▶
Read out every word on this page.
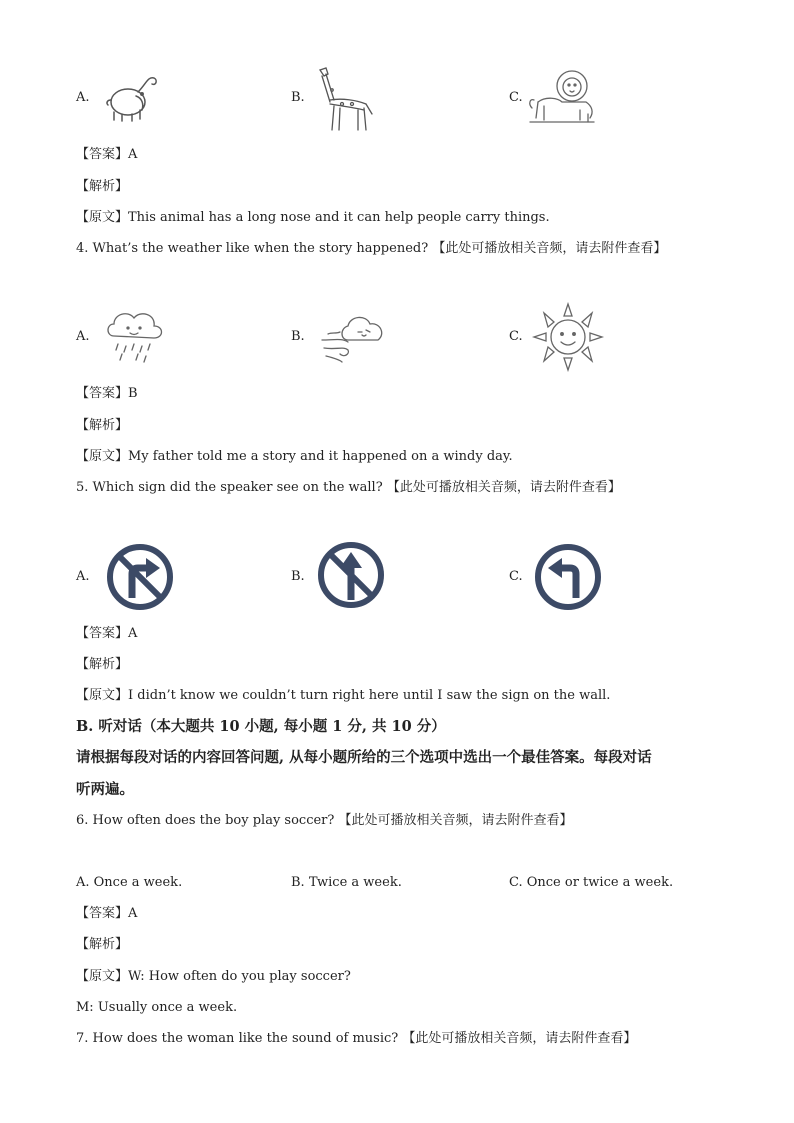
A.	B.	C.
【答案】A
【解析】
【原文】This animal has a long nose and it can help people carry things.
4. What’s the weather like when the story happened? 【此处可播放相关音频，请去附件查看】
A.	B.	C.
【答案】B
【解析】
【原文】My father told me a story and it happened on a windy day.
5. Which sign did the speaker see on the wall? 【此处可播放相关音频，请去附件查看】
A.	B.	C.
【答案】A
【解析】
【原文】I didn’t know we couldn’t turn right here until I saw the sign on the wall.
B. 听对话（本大题共 10 小题, 每小题 1 分, 共 10 分）
请根据每段对话的内容回答问题, 从每小题所给的三个选项中选出一个最佳答案。每段对话
听两遍。
6. How often does the boy play soccer? 【此处可播放相关音频，请去附件查看】
A. Once a week.	B. Twice a week.	C. Once or twice a week.
【答案】A
【解析】
【原文】W: How often do you play soccer?
M: Usually once a week.
7. How does the woman like the sound of music? 【此处可播放相关音频，请去附件查看】
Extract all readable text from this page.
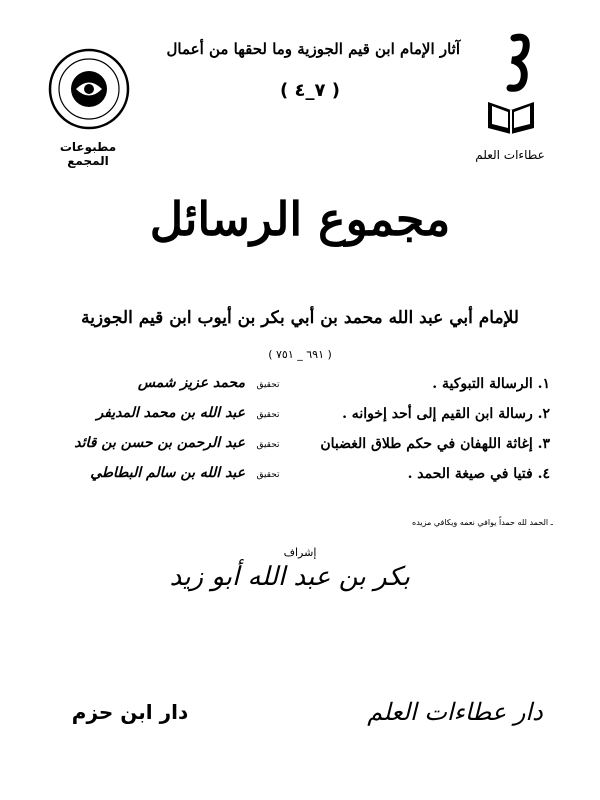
مطبوعات المجمع
آثار الإمام ابن قيم الجوزية وما لحقها من أعمال
( ٧_٤ )
عطاءات العلم
مجموع الرسائل
للإمام أبي عبد الله محمد بن أبي بكر بن أيوب ابن قيم الجوزية
( ٦٩١ _ ٧٥١ )
١. الرسالة التبوكية .
تحقيق
محمد عزيز شمس
٢. رسالة ابن القيم إلى أحد إخوانه .
تحقيق
عبد الله بن محمد المديفر
٣. إغاثة اللهفان في حكم طلاق الغضبان
تحقيق
عبد الرحمن بن حسن بن قائد
٤. فتيا في صيغة الحمد .
تحقيق
عبد الله بن سالم البطاطي
ـ الحمد لله حمداً يوافي نعمه ويكافي مزيده
إشراف
بكر بن عبد الله أبو زيد
دار ابن حزم	دار عطاءات العلم
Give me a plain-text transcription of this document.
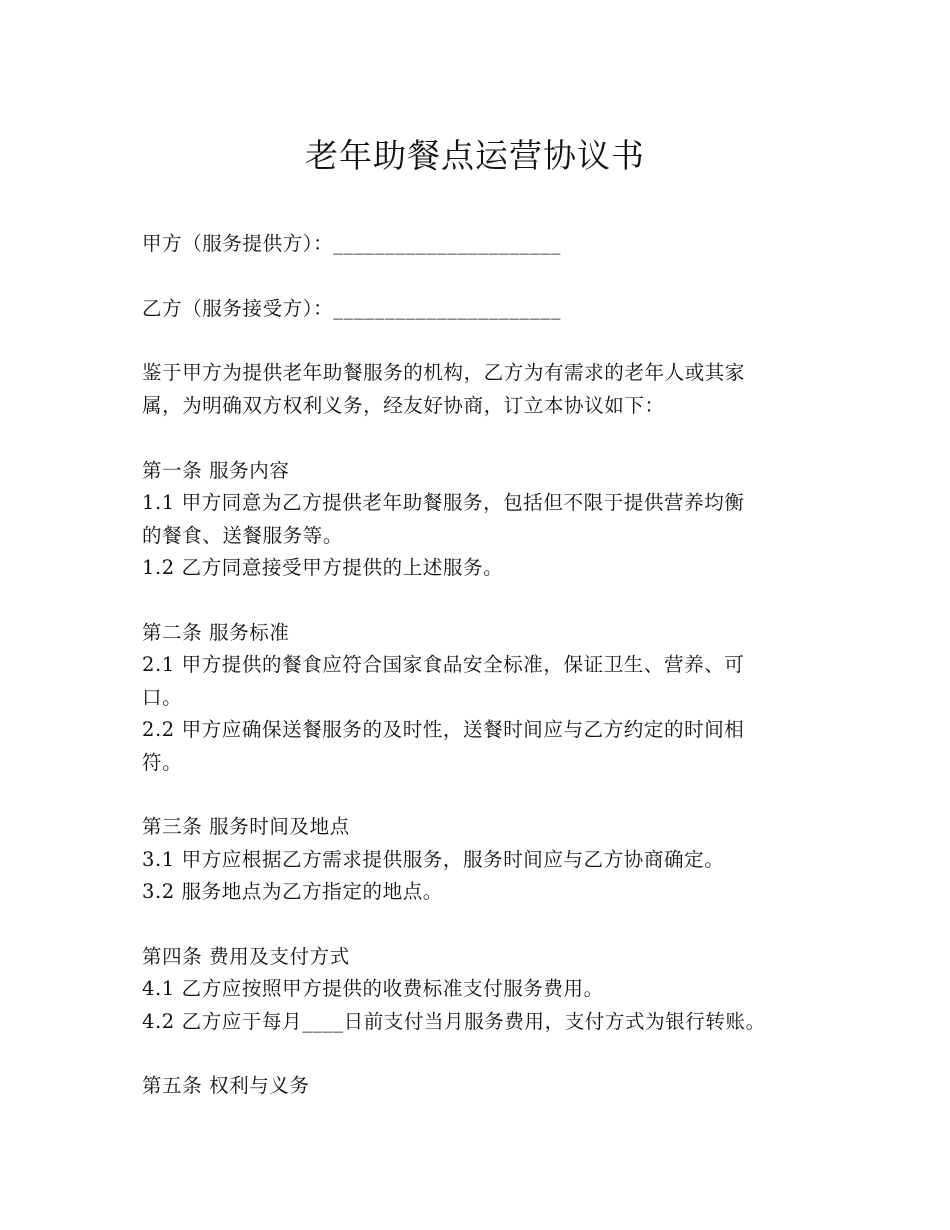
老年助餐点运营协议书
甲方（服务提供方）：______________________
乙方（服务接受方）：______________________
鉴于甲方为提供老年助餐服务的机构，乙方为有需求的老年人或其家
属，为明确双方权利义务，经友好协商，订立本协议如下：
第一条 服务内容
1.1 甲方同意为乙方提供老年助餐服务，包括但不限于提供营养均衡
的餐食、送餐服务等。
1.2 乙方同意接受甲方提供的上述服务。
第二条 服务标准
2.1 甲方提供的餐食应符合国家食品安全标准，保证卫生、营养、可
口。
2.2 甲方应确保送餐服务的及时性，送餐时间应与乙方约定的时间相
符。
第三条 服务时间及地点
3.1 甲方应根据乙方需求提供服务，服务时间应与乙方协商确定。
3.2 服务地点为乙方指定的地点。
第四条 费用及支付方式
4.1 乙方应按照甲方提供的收费标准支付服务费用。
4.2 乙方应于每月____日前支付当月服务费用，支付方式为银行转账。
第五条 权利与义务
◀
● BRIEF
Leave the pictures out and reproduce each record exactly as written.

● EXERCISE SOLUTION
Read out every word on this page.
A.	B.	C.
【答案】A
【解析】
【原文】This animal has a long nose and it can help people carry things.
4. What’s the weather like when the story happened? 【此处可播放相关音频，请去附件查看】
A.	B.	C.
【答案】B
【解析】
【原文】My father told me a story and it happened on a windy day.
5. Which sign did the speaker see on the wall? 【此处可播放相关音频，请去附件查看】
A.	B.	C.
【答案】A
【解析】
【原文】I didn’t know we couldn’t turn right here until I saw the sign on the wall.
B. 听对话（本大题共 10 小题, 每小题 1 分, 共 10 分）
请根据每段对话的内容回答问题, 从每小题所给的三个选项中选出一个最佳答案。每段对话
听两遍。
6. How often does the boy play soccer? 【此处可播放相关音频，请去附件查看】
A. Once a week.	B. Twice a week.	C. Once or twice a week.
【答案】A
【解析】
【原文】W: How often do you play soccer?
M: Usually once a week.
7. How does the woman like the sound of music? 【此处可播放相关音频，请去附件查看】
Extract all readable text from this page.
مطبوعات المجمع
آثار الإمام ابن قيم الجوزية وما لحقها من أعمال
( ٧_٤ )
عطاءات العلم
مجموع الرسائل
للإمام أبي عبد الله محمد بن أبي بكر بن أيوب ابن قيم الجوزية
( ٦٩١ _ ٧٥١ )
١. الرسالة التبوكية .
تحقيق
محمد عزيز شمس
٢. رسالة ابن القيم إلى أحد إخوانه .
تحقيق
عبد الله بن محمد المديفر
٣. إغاثة اللهفان في حكم طلاق الغضبان
تحقيق
عبد الرحمن بن حسن بن قائد
٤. فتيا في صيغة الحمد .
تحقيق
عبد الله بن سالم البطاطي
ـ الحمد لله حمداً يوافي نعمه ويكافي مزيده
إشراف
بكر بن عبد الله أبو زيد
دار ابن حزم	دار عطاءات العلم
Give me a plain-text transcription of this document.
老年助餐点运营协议书
甲方（服务提供方）：______________________
乙方（服务接受方）：______________________
鉴于甲方为提供老年助餐服务的机构，乙方为有需求的老年人或其家
属，为明确双方权利义务，经友好协商，订立本协议如下：
第一条 服务内容
1.1 甲方同意为乙方提供老年助餐服务，包括但不限于提供营养均衡
的餐食、送餐服务等。
1.2 乙方同意接受甲方提供的上述服务。
第二条 服务标准
2.1 甲方提供的餐食应符合国家食品安全标准，保证卫生、营养、可
口。
2.2 甲方应确保送餐服务的及时性，送餐时间应与乙方约定的时间相
符。
第三条 服务时间及地点
3.1 甲方应根据乙方需求提供服务，服务时间应与乙方协商确定。
3.2 服务地点为乙方指定的地点。
第四条 费用及支付方式
4.1 乙方应按照甲方提供的收费标准支付服务费用。
4.2 乙方应于每月____日前支付当月服务费用，支付方式为银行转账。
第五条 权利与义务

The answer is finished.